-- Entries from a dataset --
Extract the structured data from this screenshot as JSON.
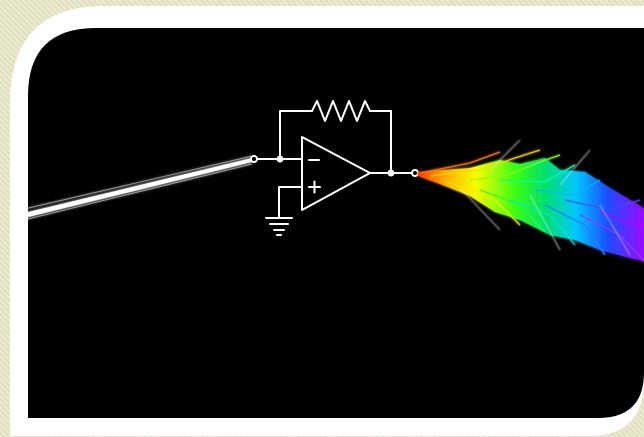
{
  "image": {
    "type": "opamp-prism-illustration",
    "components": [
      "white-beam",
      "feedback-resistor",
      "inverting-input",
      "non-inverting-input",
      "ground-symbol",
      "opamp-triangle",
      "output-node",
      "rainbow-spectrum"
    ]
  },
  "colors": {
    "background": "#e8e6c6",
    "frame": "#ffffff",
    "panel": "#000000",
    "circuit": "#ffffff",
    "spectrum": [
      "#ff3b00",
      "#ffb000",
      "#f6ff00",
      "#39ff14",
      "#00e070",
      "#00c8ff",
      "#1e4bff",
      "#7a2cff",
      "#b000ff"
    ]
  }
}
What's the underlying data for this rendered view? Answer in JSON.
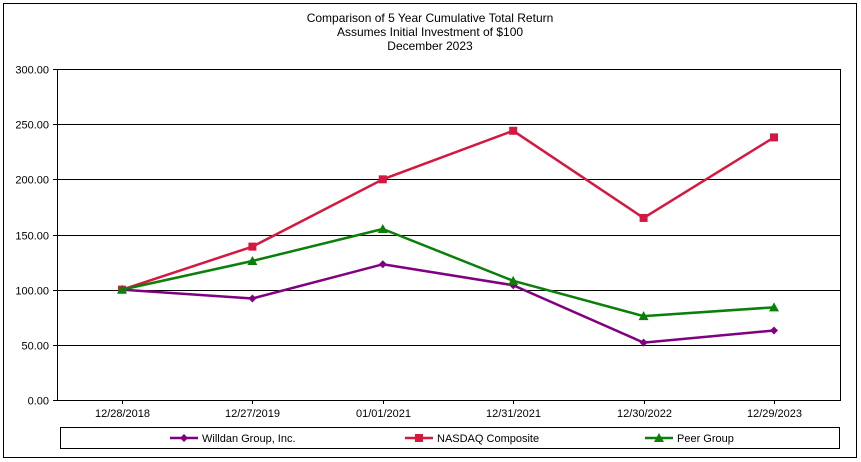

-- Short task --
Retype the listing exactly. Pictures do not belong in the copy.

-- Final result --
Extract the structured data from this screenshot as JSON.
{
  "image": {
    "type": "opamp-prism-illustration",
    "components": [
      "white-beam",
      "feedback-resistor",
      "inverting-input",
      "non-inverting-input",
      "ground-symbol",
      "opamp-triangle",
      "output-node",
      "rainbow-spectrum"
    ]
  },
  "colors": {
    "background": "#e8e6c6",
    "frame": "#ffffff",
    "panel": "#000000",
    "circuit": "#ffffff",
    "spectrum": [
      "#ff3b00",
      "#ffb000",
      "#f6ff00",
      "#39ff14",
      "#00e070",
      "#00c8ff",
      "#1e4bff",
      "#7a2cff",
      "#b000ff"
    ]
  }
}
What's the underlying data for this rendered view? Answer in JSON.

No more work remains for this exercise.